--- SOURCE TEXT Enclosed Below ---
US Senator Mike Rounds Weekly Column: State of the Union Address a Missed Opportunity

Weekly Column
State of the Union Address a Missed Opportunity
By Senator Mike Rounds
Jan. 23, 2015

MikeRounds official SenateThe State of the Union address fulfills a constitutionally mandated duty that calls on the President to periodically update Congress on the state of our nation. In recent history, the State of Union is an annual event in which the President addresses both chambers of Congress in person at the U.S. Capitol. President Obama’s 2015 address was no different. I sat with my colleagues no more than 50 feet from the President, listening in earnest for ways to work together to find areas of agreement or opportunity. As many of you have expressed, I too was disappointed.

Given the challenges we face as a nation, I had hoped the President would have used this opportunity to set a bipartisan, positive tone for 2015 and focus on our shared vision for moving the country forward. Republicans have wasted no time getting to work this year. In the Senate, we’re currently considering legislation to authorize construction of the Keystone XL pipeline. We are working on a number of bills that will help our economy grow, providing for private sector jobs and beginning to reduce government red-tape that is slowing down our recovery. We will not forget about the American taxpayers. We are already beginning our work. In the Senate, we’ve already voted on more amendments this year than all of 2014 under Democrat leadership.
--- End of Enclosed SOURCE TEXT ---
Continue the column on the 2015 State of the Union address from where it stops.
--- INFORMATION GIVEN Enclosed Below ---
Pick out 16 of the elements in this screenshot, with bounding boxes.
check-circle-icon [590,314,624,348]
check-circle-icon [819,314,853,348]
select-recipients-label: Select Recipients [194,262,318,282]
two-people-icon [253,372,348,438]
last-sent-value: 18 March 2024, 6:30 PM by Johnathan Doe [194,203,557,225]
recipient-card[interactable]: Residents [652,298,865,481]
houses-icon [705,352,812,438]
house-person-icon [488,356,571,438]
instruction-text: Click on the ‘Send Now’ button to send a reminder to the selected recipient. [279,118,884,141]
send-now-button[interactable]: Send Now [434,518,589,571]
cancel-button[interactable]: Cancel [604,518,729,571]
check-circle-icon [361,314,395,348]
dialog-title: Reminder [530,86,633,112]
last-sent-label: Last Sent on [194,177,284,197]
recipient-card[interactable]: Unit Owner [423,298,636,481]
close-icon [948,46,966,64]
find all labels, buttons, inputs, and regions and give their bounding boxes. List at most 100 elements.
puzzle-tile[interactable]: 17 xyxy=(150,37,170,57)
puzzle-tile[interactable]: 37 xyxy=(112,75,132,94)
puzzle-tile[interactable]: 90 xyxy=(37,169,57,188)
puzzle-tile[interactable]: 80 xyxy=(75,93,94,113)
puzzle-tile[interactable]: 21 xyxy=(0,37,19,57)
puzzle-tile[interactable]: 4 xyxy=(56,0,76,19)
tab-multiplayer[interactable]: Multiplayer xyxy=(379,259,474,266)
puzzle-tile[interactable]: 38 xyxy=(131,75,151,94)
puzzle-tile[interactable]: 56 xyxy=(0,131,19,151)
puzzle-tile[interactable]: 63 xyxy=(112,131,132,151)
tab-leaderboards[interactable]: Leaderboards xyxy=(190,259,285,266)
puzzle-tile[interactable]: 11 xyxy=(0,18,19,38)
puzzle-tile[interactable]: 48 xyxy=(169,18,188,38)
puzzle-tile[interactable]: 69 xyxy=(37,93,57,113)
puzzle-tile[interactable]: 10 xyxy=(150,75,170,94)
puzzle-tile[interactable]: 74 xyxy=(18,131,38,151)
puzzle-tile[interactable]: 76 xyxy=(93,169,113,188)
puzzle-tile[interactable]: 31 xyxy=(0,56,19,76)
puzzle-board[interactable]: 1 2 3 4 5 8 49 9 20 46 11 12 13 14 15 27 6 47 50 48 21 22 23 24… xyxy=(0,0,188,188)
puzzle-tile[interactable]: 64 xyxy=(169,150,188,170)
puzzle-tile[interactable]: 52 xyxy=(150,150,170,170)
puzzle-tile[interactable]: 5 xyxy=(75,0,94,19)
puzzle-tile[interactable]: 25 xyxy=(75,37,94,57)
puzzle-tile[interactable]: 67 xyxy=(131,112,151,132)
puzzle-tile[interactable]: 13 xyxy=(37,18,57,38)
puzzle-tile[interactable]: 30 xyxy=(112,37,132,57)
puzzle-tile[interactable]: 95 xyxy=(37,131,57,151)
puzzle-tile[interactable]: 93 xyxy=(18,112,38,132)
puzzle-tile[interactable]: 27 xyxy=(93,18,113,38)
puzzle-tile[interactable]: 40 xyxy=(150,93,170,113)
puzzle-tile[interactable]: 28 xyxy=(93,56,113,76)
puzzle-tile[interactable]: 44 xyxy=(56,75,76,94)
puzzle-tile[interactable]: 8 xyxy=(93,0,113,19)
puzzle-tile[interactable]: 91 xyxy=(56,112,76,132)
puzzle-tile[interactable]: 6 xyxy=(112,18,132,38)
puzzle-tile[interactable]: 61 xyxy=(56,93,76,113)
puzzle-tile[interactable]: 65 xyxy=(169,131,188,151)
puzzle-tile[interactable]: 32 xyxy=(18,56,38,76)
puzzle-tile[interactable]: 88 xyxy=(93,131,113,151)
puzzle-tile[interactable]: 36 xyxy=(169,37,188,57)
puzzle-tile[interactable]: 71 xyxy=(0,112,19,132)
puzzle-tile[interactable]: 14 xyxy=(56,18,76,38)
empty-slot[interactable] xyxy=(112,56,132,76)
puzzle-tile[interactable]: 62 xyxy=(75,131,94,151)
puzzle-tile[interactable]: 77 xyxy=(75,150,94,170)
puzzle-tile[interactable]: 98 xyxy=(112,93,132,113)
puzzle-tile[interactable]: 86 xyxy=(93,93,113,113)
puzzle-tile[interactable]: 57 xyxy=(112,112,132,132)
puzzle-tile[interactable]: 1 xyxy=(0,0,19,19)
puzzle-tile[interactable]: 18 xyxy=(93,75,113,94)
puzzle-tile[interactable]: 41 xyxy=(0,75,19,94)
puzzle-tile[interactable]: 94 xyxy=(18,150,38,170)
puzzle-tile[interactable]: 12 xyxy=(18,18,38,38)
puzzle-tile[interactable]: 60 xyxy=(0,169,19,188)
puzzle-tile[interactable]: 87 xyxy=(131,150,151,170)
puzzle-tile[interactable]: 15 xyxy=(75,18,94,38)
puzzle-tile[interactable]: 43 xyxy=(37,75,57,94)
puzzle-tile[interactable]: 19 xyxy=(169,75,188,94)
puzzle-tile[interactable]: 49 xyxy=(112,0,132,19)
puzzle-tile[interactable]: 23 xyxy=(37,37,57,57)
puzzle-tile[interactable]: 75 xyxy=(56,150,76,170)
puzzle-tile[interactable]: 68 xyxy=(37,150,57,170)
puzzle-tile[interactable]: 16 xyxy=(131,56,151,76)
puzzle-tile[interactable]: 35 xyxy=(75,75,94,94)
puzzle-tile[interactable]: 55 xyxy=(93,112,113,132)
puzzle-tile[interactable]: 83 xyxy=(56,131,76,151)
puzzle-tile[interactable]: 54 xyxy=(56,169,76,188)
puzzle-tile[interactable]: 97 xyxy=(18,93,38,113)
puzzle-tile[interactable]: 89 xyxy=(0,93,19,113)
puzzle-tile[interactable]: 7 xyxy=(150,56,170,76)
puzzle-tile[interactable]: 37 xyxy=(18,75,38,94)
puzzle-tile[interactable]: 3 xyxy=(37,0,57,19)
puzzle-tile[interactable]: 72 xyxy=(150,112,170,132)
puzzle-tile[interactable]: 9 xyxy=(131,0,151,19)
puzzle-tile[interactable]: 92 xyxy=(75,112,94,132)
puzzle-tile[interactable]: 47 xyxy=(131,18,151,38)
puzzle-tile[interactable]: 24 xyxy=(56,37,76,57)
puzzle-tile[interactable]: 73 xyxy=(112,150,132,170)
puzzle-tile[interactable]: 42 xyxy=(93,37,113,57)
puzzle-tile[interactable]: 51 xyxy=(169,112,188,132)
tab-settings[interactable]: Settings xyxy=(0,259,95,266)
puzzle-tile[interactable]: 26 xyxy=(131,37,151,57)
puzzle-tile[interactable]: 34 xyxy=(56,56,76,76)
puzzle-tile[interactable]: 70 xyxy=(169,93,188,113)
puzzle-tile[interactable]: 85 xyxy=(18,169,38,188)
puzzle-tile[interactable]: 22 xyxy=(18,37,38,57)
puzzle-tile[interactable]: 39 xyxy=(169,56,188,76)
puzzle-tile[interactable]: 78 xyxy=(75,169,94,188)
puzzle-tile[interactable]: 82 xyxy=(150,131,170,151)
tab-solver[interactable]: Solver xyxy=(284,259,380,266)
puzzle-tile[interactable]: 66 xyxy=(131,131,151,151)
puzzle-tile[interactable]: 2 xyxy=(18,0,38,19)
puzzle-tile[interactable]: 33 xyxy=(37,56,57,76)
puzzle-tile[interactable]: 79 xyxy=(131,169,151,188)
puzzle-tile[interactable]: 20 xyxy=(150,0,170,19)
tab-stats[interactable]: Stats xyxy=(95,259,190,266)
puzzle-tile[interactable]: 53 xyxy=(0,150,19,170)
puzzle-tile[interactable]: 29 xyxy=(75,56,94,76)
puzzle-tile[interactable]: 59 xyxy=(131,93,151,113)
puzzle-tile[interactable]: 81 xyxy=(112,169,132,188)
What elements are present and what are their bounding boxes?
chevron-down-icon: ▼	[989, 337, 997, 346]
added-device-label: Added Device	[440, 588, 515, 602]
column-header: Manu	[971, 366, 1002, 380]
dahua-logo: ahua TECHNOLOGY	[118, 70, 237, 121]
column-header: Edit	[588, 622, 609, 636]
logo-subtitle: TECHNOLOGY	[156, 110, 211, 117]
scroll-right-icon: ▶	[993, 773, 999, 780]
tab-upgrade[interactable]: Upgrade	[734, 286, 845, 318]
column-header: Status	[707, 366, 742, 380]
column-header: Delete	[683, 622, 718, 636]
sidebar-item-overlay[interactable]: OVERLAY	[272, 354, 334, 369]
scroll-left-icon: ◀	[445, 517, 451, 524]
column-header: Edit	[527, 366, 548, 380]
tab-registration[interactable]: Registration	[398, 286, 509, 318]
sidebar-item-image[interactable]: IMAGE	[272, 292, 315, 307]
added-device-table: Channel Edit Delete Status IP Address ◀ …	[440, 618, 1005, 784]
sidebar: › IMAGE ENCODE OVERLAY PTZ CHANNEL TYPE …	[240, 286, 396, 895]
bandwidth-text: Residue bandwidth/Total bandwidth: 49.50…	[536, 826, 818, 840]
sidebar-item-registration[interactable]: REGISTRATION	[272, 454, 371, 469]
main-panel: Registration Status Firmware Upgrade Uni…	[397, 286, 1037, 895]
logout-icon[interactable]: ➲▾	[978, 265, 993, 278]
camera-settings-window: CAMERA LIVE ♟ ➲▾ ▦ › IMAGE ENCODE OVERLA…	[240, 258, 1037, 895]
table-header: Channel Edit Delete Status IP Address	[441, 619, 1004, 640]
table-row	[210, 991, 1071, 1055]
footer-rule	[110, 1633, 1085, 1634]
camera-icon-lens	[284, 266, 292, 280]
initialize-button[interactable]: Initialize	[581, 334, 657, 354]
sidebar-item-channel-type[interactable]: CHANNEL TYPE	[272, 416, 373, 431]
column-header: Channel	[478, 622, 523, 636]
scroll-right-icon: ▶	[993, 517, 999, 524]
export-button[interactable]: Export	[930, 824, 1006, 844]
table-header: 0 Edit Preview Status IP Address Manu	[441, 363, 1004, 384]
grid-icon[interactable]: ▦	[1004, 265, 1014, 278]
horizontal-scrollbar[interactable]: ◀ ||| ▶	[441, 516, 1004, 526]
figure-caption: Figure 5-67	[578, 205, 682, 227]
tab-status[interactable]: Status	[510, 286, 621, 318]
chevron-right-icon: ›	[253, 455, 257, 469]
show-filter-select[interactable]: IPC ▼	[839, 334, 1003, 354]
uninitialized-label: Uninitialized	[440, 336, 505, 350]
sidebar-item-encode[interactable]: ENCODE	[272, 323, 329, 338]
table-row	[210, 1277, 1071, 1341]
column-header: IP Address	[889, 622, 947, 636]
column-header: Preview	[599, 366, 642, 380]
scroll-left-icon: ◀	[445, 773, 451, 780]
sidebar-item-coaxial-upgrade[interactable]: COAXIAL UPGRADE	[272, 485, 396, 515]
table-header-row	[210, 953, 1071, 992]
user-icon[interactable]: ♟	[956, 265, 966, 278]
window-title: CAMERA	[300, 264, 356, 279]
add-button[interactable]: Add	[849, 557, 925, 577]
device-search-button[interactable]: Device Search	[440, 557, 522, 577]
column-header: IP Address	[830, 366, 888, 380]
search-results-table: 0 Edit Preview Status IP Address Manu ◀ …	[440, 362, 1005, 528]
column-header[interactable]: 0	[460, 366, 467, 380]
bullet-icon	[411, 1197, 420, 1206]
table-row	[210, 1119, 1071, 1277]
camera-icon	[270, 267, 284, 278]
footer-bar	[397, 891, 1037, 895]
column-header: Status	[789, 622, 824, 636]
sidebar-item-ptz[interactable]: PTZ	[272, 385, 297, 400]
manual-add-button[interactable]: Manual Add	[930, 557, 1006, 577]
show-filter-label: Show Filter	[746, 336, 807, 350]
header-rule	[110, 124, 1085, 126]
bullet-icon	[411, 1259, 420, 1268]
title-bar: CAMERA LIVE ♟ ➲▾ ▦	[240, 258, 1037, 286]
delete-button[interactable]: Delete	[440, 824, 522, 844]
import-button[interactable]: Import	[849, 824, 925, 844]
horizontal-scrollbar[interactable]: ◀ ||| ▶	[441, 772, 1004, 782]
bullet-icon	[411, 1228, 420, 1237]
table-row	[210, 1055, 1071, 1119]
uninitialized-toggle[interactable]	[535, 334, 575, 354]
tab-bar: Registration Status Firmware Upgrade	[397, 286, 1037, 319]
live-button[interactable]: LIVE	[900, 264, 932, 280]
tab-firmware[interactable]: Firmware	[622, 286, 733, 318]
--- End of Enclosed INFORMATION GIVEN ---
**EXERCISE OUTPUT:**
Unfortunately, the President showed no signs of wanting to work with us on these issues. He told us again during the State of the Union that he plans to veto our Keystone pipeline bill, despite widespread support in Congress and among the American people. He also used the State of the Union to propose a tax plan he knows is dead on arrival in Congress because it calls for hundreds of billions of dollars in tax increases.  We know this hurts farmers, ranchers and small business owners. Our plan is to get the federal government out of the way so the economy can begin to grow again.

The President also used his speech to double down on his record, touting failed policies such as Obamacare, and took credit for a ‘strong’ economic recovery. It’s hard to take this rhetoric seriously when evidence of these successes is so scarce. We know that health care premiums have skyrocketed for many South Dakota families and many others lost the coverage they enjoyed all together because of the health care law. We also know that the median household income is weak. Since the President has taken office, median household annual income has dropped by $3,000 and the labor force has continued to shrink. That’s why few Americans are actually feeling the economic recovery he claims to have led us through.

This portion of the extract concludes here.